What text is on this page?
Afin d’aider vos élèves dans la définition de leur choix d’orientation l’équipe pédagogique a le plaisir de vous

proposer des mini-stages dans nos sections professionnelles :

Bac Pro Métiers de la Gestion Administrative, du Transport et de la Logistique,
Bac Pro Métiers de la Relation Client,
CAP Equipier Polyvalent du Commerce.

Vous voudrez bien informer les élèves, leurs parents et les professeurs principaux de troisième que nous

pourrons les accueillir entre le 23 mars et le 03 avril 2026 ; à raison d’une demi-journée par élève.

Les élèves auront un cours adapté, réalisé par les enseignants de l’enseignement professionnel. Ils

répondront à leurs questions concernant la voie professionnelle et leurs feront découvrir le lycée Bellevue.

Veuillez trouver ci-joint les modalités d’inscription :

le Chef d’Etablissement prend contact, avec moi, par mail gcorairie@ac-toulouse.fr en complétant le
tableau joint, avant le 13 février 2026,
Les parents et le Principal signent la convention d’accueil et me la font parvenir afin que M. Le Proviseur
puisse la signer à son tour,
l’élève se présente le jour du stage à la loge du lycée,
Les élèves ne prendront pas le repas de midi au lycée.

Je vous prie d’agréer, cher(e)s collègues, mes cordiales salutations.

########################################

Your task is to repeat the data exactly; please include every line.

**Task solution:**
What text is on this page?
Afin d’aider vos élèves dans la définition de leur choix d’orientation l’équipe pédagogique a le plaisir de vous

proposer des mini-stages dans nos sections professionnelles :

Bac Pro Métiers de la Gestion Administrative, du Transport et de la Logistique,
Bac Pro Métiers de la Relation Client,
CAP Equipier Polyvalent du Commerce.

Vous voudrez bien informer les élèves, leurs parents et les professeurs principaux de troisième que nous

pourrons les accueillir entre le 23 mars et le 03 avril 2026 ; à raison d’une demi-journée par élève.

Les élèves auront un cours adapté, réalisé par les enseignants de l’enseignement professionnel. Ils

répondront à leurs questions concernant la voie professionnelle et leurs feront découvrir le lycée Bellevue.

Veuillez trouver ci-joint les modalités d’inscription :

le Chef d’Etablissement prend contact, avec moi, par mail gcorairie@ac-toulouse.fr en complétant le
tableau joint, avant le 13 février 2026,
Les parents et le Principal signent la convention d’accueil et me la font parvenir afin que M. Le Proviseur
puisse la signer à son tour,
l’élève se présente le jour du stage à la loge du lycée,
Les élèves ne prendront pas le repas de midi au lycée.

Je vous prie d’agréer, cher(e)s collègues, mes cordiales salutations.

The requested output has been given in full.